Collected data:
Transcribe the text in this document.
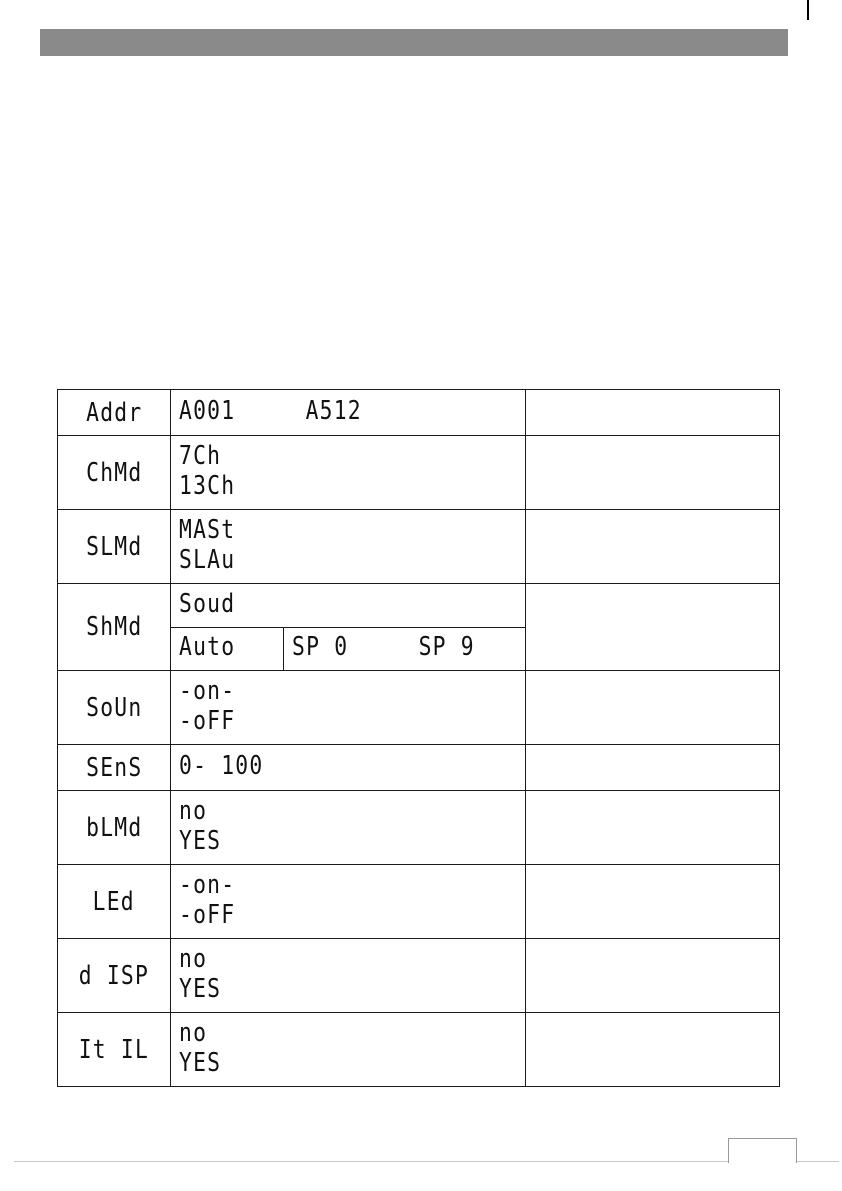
Addr	A001     A512		

ChMd	7Ch
13Ch		

SLMd	MASt
SLAu		

ShMd	Soud		

	Auto	SP 0     SP 9	

SoUn	-on-
-oFF		

SEnS	0- 100		

bLMd	no
YES		

LEd	-on-
-oFF		

d ISP	no
YES		

It IL	no
YES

WHAT IS REQUIRED - Repeat the listing verbatim. Skip the pictures.

TASK ANSWER -
Transcribe the text in this document.
Addr	A001     A512		

ChMd	7Ch
13Ch		

SLMd	MASt
SLAu		

ShMd	Soud		

	Auto	SP 0     SP 9	

SoUn	-on-
-oFF		

SEnS	0- 100		

bLMd	no
YES		

LEd	-on-
-oFF		

d ISP	no
YES		

It IL	no
YES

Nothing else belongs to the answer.